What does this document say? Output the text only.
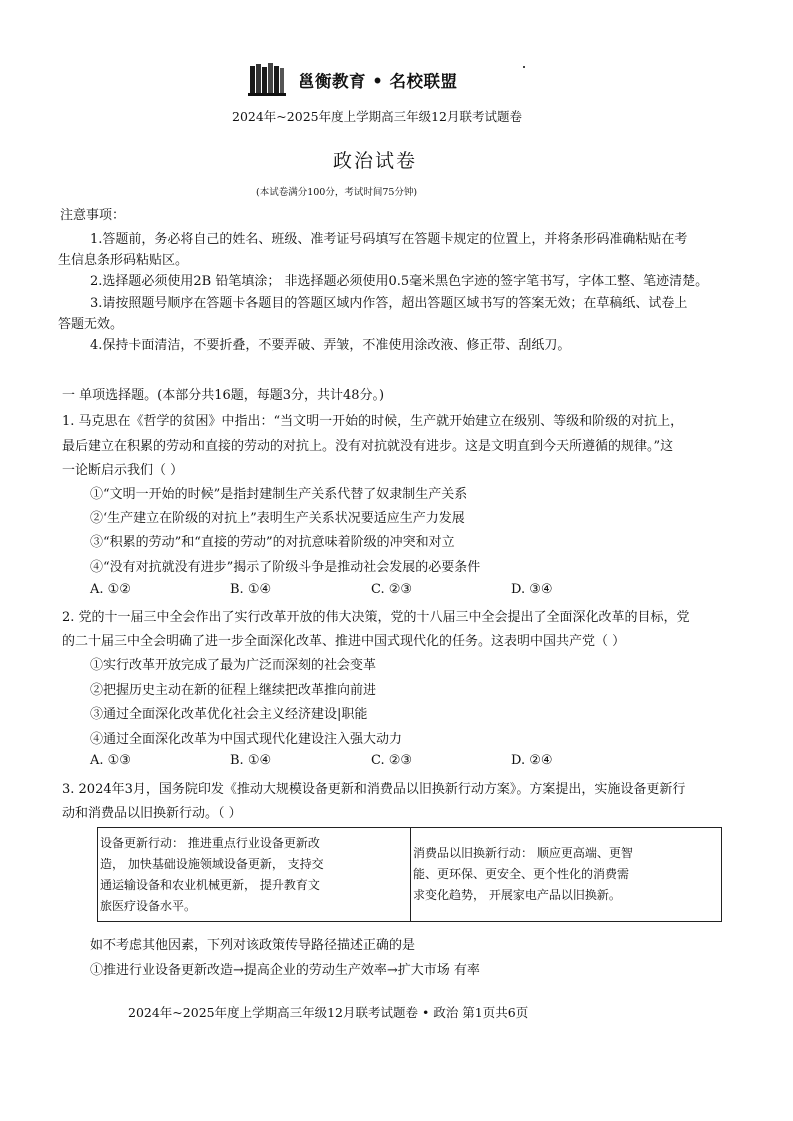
邕衡教育 • 名校联盟
2024年~2025年度上学期高三年级12月联考试题卷
政治试卷
(本试卷满分100分，考试时间75分钟)
注意事项：
1.答题前，务必将自己的姓名、班级、准考证号码填写在答题卡规定的位置上，并将条形码准确粘贴在考
生信息条形码粘贴区。
2.选择题必须使用2B 铅笔填涂； 非选择题必须使用0.5毫米黑色字迹的签字笔书写，字体工整、笔迹清楚。
3.请按照题号顺序在答题卡各题目的答题区域内作答，超出答题区域书写的答案无效；在草稿纸、试卷上
答题无效。
4.保持卡面清洁，不要折叠，不要弄破、弄皱，不准使用涂改液、修正带、刮纸刀。
一 单项选择题。(本部分共16题，每题3分，共计48分。)
1. 马克思在《哲学的贫困》中指出：“当文明一开始的时候，生产就开始建立在级别、等级和阶级的对抗上，
最后建立在积累的劳动和直接的劳动的对抗上。没有对抗就没有进步。这是文明直到今天所遵循的规律。”这
一论断启示我们（ ）
①“文明一开始的时候”是指封建制生产关系代替了奴隶制生产关系
②‘生产建立在阶级的对抗上”表明生产关系状况要适应生产力发展
③“积累的劳动”和“直接的劳动”的对抗意味着阶级的冲突和对立
④“没有对抗就没有进步”揭示了阶级斗争是推动社会发展的必要条件
A. ①②	B. ①④	C. ②③	D. ③④
2. 党的十一届三中全会作出了实行改革开放的伟大决策，党的十八届三中全会提出了全面深化改革的目标，党
的二十届三中全会明确了进一步全面深化改革、推进中国式现代化的任务。这表明中国共产党（ ）
①实行改革开放完成了最为广泛而深刻的社会变革
②把握历史主动在新的征程上继续把改革推向前进
③通过全面深化改革优化社会主义经济建设|职能
④通过全面深化改革为中国式现代化建设注入强大动力
A. ①③	B. ①④	C. ②③	D. ②④
3. 2024年3月，国务院印发《推动大规模设备更新和消费品以旧换新行动方案》。方案提出，实施设备更新行
动和消费品以旧换新行动。（ ）
设备更新行动： 推进重点行业设备更新改
造， 加快基础设施领域设备更新， 支持交
通运输设备和农业机械更新， 提升教育文
旅医疗设备水平。

消费品以旧换新行动： 顺应更高端、更智
能、更环保、更安全、更个性化的消费需
求变化趋势， 开展家电产品以旧换新。
如不考虑其他因素，下列对该政策传导路径描述正确的是
①推进行业设备更新改造→提高企业的劳动生产效率→扩大市场 有率
2024年~2025年度上学期高三年级12月联考试题卷 • 政治 第1页共6页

- _Set task_
An exact transcription of all the entries is required, without the pictures.

- _Result_
What does this document say? Output the text only.
邕衡教育 • 名校联盟
2024年~2025年度上学期高三年级12月联考试题卷
政治试卷
(本试卷满分100分，考试时间75分钟)
注意事项：
1.答题前，务必将自己的姓名、班级、准考证号码填写在答题卡规定的位置上，并将条形码准确粘贴在考
生信息条形码粘贴区。
2.选择题必须使用2B 铅笔填涂； 非选择题必须使用0.5毫米黑色字迹的签字笔书写，字体工整、笔迹清楚。
3.请按照题号顺序在答题卡各题目的答题区域内作答，超出答题区域书写的答案无效；在草稿纸、试卷上
答题无效。
4.保持卡面清洁，不要折叠，不要弄破、弄皱，不准使用涂改液、修正带、刮纸刀。
一 单项选择题。(本部分共16题，每题3分，共计48分。)
1. 马克思在《哲学的贫困》中指出：“当文明一开始的时候，生产就开始建立在级别、等级和阶级的对抗上，
最后建立在积累的劳动和直接的劳动的对抗上。没有对抗就没有进步。这是文明直到今天所遵循的规律。”这
一论断启示我们（ ）
①“文明一开始的时候”是指封建制生产关系代替了奴隶制生产关系
②‘生产建立在阶级的对抗上”表明生产关系状况要适应生产力发展
③“积累的劳动”和“直接的劳动”的对抗意味着阶级的冲突和对立
④“没有对抗就没有进步”揭示了阶级斗争是推动社会发展的必要条件
A. ①②	B. ①④	C. ②③	D. ③④
2. 党的十一届三中全会作出了实行改革开放的伟大决策，党的十八届三中全会提出了全面深化改革的目标，党
的二十届三中全会明确了进一步全面深化改革、推进中国式现代化的任务。这表明中国共产党（ ）
①实行改革开放完成了最为广泛而深刻的社会变革
②把握历史主动在新的征程上继续把改革推向前进
③通过全面深化改革优化社会主义经济建设|职能
④通过全面深化改革为中国式现代化建设注入强大动力
A. ①③	B. ①④	C. ②③	D. ②④
3. 2024年3月，国务院印发《推动大规模设备更新和消费品以旧换新行动方案》。方案提出，实施设备更新行
动和消费品以旧换新行动。（ ）
设备更新行动： 推进重点行业设备更新改
造， 加快基础设施领域设备更新， 支持交
通运输设备和农业机械更新， 提升教育文
旅医疗设备水平。

消费品以旧换新行动： 顺应更高端、更智
能、更环保、更安全、更个性化的消费需
求变化趋势， 开展家电产品以旧换新。
如不考虑其他因素，下列对该政策传导路径描述正确的是
①推进行业设备更新改造→提高企业的劳动生产效率→扩大市场 有率
2024年~2025年度上学期高三年级12月联考试题卷 • 政治 第1页共6页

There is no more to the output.